--- Data records ---

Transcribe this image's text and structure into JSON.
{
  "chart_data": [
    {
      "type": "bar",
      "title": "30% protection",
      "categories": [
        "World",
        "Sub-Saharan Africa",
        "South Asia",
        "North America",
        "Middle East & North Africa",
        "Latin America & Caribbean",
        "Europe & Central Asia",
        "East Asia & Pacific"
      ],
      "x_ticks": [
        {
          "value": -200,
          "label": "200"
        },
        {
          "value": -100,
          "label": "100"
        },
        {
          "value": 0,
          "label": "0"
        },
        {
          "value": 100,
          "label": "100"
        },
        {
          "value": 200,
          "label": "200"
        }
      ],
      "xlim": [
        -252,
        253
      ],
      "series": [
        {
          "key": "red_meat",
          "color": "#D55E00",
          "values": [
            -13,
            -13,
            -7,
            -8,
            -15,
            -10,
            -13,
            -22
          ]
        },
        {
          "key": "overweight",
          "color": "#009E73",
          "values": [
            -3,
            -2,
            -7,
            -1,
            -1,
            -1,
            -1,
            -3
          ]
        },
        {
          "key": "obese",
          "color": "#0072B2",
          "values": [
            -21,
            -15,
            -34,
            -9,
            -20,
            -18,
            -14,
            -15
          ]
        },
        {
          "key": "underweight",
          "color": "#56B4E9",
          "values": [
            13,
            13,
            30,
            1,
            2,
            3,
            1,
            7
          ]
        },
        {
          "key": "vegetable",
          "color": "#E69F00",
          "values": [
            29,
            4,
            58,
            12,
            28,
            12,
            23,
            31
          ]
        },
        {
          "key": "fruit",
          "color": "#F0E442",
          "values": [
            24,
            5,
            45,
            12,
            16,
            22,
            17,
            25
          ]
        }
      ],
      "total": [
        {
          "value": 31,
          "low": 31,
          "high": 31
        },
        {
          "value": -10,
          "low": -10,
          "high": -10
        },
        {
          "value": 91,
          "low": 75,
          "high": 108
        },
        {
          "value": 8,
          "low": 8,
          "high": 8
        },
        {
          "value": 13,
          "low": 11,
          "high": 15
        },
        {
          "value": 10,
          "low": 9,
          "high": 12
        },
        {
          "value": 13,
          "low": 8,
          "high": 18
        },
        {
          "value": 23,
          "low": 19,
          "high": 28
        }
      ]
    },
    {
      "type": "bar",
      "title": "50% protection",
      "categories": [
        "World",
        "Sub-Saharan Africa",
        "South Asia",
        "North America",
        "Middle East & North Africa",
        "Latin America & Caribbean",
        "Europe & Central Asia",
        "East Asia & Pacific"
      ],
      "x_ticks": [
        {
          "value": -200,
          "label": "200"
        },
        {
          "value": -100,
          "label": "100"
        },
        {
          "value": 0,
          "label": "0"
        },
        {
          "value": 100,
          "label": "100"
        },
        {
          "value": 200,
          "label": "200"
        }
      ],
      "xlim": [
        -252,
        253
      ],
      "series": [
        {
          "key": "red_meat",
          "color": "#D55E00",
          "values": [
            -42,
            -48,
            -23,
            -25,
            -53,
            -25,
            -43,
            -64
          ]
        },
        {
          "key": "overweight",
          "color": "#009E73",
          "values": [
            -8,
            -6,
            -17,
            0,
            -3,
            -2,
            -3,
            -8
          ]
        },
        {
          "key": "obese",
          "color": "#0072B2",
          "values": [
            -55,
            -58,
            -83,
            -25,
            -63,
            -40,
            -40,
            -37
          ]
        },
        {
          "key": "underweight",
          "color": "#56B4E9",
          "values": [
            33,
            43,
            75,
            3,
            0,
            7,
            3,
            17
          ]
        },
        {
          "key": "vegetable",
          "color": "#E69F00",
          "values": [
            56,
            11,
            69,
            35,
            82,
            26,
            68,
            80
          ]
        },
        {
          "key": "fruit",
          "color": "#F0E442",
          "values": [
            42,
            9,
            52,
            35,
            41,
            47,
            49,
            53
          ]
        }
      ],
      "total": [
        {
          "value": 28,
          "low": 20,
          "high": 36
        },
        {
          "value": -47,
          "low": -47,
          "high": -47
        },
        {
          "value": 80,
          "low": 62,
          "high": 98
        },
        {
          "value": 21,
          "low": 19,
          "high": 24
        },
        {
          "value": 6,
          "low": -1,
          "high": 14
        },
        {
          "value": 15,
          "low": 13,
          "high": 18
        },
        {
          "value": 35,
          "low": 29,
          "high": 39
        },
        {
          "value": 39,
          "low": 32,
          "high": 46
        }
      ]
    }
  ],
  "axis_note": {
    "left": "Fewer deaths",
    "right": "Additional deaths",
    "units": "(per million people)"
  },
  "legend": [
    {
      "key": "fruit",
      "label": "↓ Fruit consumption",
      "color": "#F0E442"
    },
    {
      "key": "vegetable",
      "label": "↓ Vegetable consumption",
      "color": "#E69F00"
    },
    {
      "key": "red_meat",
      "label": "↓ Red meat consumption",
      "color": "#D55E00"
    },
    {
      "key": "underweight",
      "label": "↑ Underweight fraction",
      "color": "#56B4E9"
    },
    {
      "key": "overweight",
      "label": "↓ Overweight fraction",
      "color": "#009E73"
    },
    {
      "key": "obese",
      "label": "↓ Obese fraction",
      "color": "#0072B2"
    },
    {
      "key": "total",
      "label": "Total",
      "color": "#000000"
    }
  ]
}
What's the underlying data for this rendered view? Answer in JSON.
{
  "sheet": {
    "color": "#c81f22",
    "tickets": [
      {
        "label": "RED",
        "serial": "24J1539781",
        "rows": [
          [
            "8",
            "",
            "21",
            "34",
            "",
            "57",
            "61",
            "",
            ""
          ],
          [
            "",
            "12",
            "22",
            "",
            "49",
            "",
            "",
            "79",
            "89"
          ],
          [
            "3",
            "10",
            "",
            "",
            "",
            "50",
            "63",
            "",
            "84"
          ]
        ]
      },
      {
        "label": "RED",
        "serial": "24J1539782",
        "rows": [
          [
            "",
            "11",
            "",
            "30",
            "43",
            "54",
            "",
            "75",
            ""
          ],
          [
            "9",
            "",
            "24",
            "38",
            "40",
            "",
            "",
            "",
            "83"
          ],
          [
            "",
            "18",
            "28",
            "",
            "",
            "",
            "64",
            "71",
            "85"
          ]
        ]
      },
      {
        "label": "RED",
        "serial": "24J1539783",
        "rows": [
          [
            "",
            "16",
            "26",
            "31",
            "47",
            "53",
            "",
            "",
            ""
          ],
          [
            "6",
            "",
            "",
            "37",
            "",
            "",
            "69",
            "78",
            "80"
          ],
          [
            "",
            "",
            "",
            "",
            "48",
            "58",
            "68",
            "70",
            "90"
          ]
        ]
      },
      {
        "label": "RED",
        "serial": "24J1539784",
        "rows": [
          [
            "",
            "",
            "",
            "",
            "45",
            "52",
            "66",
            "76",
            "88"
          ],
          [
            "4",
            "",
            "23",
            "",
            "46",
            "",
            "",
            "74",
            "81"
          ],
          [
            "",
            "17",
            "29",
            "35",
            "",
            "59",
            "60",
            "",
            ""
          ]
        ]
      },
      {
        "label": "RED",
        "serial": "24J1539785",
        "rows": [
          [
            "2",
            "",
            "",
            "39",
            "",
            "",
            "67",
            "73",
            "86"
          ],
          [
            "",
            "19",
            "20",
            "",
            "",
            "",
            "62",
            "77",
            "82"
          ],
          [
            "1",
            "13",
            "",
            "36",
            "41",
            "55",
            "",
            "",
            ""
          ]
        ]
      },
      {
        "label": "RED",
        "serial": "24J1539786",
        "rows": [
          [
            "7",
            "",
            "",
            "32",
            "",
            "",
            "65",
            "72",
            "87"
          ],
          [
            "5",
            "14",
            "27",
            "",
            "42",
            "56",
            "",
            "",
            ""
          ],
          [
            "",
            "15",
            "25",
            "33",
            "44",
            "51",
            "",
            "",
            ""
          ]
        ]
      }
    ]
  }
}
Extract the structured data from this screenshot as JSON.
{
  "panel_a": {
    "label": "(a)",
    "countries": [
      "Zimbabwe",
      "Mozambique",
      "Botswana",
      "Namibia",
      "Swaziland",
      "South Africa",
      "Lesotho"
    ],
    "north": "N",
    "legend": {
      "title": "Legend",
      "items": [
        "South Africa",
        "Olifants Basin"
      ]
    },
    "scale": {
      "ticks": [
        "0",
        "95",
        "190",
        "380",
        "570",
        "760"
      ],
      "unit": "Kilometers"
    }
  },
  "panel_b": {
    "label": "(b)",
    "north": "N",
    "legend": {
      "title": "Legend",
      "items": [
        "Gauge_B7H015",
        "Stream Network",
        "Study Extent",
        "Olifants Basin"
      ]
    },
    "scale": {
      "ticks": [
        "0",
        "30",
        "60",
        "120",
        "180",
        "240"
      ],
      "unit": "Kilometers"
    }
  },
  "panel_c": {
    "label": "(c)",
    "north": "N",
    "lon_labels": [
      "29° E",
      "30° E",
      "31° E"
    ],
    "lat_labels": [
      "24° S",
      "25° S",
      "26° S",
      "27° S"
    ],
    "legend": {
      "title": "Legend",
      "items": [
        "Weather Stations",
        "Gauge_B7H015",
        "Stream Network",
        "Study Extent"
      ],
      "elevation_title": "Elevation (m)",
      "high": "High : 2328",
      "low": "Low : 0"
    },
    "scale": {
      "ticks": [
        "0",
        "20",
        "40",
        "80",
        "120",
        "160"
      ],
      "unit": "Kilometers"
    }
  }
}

---

Reproduce the lines from the one containing "Extract the structured" to the end of the entries, keeping both ends and adding nothing.

> **Exercise answer**:
Extract the structured data from this screenshot as JSON.
{
  "panel_a": {
    "label": "(a)",
    "countries": [
      "Zimbabwe",
      "Mozambique",
      "Botswana",
      "Namibia",
      "Swaziland",
      "South Africa",
      "Lesotho"
    ],
    "north": "N",
    "legend": {
      "title": "Legend",
      "items": [
        "South Africa",
        "Olifants Basin"
      ]
    },
    "scale": {
      "ticks": [
        "0",
        "95",
        "190",
        "380",
        "570",
        "760"
      ],
      "unit": "Kilometers"
    }
  },
  "panel_b": {
    "label": "(b)",
    "north": "N",
    "legend": {
      "title": "Legend",
      "items": [
        "Gauge_B7H015",
        "Stream Network",
        "Study Extent",
        "Olifants Basin"
      ]
    },
    "scale": {
      "ticks": [
        "0",
        "30",
        "60",
        "120",
        "180",
        "240"
      ],
      "unit": "Kilometers"
    }
  },
  "panel_c": {
    "label": "(c)",
    "north": "N",
    "lon_labels": [
      "29° E",
      "30° E",
      "31° E"
    ],
    "lat_labels": [
      "24° S",
      "25° S",
      "26° S",
      "27° S"
    ],
    "legend": {
      "title": "Legend",
      "items": [
        "Weather Stations",
        "Gauge_B7H015",
        "Stream Network",
        "Study Extent"
      ],
      "elevation_title": "Elevation (m)",
      "high": "High : 2328",
      "low": "Low : 0"
    },
    "scale": {
      "ticks": [
        "0",
        "20",
        "40",
        "80",
        "120",
        "160"
      ],
      "unit": "Kilometers"
    }
  }
}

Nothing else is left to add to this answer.